* **TASK TO CARRY OUT**:
Copy the rows from the first one through the one containing "benefit card: saves time: SAVES", replacing "section banner" with "page banner" and leaving everything else untouched. Give only those rows.

* **RECORDS TO PROCESS**:

══════════

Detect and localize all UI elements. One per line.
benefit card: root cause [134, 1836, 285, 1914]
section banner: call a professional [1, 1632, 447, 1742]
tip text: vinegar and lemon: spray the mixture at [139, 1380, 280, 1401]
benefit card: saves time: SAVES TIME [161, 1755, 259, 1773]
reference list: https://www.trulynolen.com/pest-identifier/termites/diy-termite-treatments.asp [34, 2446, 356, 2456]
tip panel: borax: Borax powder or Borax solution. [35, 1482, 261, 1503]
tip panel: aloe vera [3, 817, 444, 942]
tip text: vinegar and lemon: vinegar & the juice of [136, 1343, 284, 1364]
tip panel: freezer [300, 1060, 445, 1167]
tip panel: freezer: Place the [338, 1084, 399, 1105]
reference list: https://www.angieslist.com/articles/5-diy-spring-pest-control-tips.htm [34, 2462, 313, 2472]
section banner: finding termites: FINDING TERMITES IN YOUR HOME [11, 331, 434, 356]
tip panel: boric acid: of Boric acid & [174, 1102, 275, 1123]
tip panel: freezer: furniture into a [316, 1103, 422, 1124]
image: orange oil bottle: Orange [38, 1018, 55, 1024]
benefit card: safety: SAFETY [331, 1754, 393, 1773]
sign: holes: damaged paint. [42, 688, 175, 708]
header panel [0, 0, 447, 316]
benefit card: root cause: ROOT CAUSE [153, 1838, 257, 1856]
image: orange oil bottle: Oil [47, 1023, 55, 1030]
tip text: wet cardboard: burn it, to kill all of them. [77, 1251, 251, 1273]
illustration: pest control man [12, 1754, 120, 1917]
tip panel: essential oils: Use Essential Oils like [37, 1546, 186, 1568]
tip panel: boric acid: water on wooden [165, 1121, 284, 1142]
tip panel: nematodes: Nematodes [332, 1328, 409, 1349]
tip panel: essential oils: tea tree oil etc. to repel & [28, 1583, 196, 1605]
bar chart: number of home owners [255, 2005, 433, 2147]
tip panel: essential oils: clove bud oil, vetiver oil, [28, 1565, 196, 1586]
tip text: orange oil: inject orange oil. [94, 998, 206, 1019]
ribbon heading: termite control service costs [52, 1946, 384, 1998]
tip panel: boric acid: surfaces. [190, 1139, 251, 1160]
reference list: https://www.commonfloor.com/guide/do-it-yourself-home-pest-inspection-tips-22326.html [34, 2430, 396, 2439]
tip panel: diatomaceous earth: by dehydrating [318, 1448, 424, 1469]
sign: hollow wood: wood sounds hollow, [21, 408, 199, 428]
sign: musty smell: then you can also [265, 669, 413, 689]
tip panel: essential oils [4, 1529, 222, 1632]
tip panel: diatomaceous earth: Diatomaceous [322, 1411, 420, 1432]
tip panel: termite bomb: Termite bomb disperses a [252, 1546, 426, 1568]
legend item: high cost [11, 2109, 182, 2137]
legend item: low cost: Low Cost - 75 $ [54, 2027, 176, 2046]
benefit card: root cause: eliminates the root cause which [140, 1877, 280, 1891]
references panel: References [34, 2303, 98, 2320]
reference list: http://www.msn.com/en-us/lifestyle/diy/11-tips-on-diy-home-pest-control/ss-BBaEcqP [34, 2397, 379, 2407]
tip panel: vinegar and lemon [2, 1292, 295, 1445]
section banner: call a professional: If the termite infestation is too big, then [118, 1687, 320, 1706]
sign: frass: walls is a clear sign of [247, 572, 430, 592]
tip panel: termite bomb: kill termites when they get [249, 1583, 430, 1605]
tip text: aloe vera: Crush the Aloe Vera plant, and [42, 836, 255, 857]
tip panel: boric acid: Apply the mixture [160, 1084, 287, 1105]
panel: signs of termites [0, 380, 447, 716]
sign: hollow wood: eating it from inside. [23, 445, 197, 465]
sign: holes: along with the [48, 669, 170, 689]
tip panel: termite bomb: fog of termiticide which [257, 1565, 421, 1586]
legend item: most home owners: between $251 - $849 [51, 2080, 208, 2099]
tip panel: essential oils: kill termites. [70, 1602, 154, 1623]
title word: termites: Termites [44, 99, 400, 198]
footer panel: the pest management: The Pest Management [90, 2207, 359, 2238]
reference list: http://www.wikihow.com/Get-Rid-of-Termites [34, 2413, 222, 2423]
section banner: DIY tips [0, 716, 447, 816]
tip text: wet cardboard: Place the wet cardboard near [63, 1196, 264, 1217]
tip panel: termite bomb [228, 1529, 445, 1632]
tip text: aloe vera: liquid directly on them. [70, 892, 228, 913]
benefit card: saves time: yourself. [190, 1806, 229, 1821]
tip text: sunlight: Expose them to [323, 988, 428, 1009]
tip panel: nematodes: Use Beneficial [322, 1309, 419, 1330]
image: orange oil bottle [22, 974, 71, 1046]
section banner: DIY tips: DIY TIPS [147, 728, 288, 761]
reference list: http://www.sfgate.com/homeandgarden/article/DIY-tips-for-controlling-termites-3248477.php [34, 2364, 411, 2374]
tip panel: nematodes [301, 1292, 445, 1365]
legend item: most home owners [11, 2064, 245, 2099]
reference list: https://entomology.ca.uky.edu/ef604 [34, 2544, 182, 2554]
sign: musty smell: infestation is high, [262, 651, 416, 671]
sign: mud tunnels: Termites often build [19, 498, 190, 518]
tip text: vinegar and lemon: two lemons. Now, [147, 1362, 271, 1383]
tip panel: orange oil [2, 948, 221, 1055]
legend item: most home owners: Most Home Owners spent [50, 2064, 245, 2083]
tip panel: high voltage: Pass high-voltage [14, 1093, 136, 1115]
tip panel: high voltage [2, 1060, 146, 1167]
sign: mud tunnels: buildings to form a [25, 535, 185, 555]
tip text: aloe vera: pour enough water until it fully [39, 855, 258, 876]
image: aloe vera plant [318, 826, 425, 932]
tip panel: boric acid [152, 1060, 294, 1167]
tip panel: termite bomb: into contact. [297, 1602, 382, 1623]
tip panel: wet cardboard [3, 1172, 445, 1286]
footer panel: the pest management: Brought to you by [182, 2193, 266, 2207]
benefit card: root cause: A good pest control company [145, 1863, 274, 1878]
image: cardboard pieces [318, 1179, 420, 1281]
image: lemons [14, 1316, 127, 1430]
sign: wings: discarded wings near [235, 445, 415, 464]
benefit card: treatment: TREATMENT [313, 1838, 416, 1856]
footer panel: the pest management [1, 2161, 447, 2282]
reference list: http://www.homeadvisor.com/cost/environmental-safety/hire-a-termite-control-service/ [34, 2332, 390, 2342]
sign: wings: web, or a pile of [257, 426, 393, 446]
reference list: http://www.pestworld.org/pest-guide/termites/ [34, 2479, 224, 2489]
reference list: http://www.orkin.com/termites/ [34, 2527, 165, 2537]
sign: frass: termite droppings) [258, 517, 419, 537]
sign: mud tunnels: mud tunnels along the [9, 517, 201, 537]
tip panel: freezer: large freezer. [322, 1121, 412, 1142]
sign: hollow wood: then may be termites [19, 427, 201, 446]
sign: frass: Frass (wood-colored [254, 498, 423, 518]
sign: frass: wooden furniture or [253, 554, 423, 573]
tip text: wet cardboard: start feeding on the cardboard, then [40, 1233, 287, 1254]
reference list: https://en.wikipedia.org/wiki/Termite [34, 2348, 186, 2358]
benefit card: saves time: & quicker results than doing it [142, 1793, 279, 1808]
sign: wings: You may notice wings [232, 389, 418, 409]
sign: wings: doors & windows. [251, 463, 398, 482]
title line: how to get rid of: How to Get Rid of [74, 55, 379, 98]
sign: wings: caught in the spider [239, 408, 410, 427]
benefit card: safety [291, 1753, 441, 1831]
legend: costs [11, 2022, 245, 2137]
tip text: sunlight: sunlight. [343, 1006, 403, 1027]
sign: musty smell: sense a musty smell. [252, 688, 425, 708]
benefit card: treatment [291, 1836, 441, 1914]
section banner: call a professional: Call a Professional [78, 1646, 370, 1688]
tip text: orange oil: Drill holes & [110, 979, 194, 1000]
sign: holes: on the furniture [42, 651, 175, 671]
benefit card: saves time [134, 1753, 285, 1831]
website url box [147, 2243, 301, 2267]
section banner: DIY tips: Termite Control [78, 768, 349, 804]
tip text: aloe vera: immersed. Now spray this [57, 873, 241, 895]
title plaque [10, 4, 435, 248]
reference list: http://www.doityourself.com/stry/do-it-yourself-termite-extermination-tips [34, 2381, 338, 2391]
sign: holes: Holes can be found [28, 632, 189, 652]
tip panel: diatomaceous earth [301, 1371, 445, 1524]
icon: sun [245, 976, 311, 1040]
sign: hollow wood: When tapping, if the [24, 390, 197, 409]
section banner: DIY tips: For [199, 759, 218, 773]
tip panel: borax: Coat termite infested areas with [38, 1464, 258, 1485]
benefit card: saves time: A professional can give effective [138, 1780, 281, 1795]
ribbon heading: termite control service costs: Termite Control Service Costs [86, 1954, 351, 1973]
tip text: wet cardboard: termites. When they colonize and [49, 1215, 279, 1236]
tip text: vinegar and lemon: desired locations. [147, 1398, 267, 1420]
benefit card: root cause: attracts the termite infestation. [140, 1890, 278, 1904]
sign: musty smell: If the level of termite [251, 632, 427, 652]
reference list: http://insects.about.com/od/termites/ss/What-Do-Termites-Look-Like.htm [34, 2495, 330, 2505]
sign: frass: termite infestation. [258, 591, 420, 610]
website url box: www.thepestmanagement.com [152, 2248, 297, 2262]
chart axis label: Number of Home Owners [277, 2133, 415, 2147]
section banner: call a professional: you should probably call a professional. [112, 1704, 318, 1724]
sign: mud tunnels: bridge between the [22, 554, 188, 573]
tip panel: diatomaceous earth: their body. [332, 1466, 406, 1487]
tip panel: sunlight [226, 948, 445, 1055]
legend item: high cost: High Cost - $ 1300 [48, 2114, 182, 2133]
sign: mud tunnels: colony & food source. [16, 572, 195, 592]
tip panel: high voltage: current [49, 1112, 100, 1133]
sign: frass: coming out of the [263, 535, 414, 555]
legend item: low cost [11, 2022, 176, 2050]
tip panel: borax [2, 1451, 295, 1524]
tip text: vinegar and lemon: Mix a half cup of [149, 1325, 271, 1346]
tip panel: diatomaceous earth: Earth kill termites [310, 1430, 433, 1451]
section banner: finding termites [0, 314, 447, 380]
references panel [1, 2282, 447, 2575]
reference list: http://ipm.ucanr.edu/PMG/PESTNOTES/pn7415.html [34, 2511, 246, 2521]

══════════

* **SOLUTION BELOW**:
Detect and localize all UI elements. One per line.
benefit card: root cause [134, 1836, 285, 1914]
page banner: call a professional [1, 1632, 447, 1742]
tip text: vinegar and lemon: spray the mixture at [139, 1380, 280, 1401]
benefit card: saves time: SAVES TIME [161, 1755, 259, 1773]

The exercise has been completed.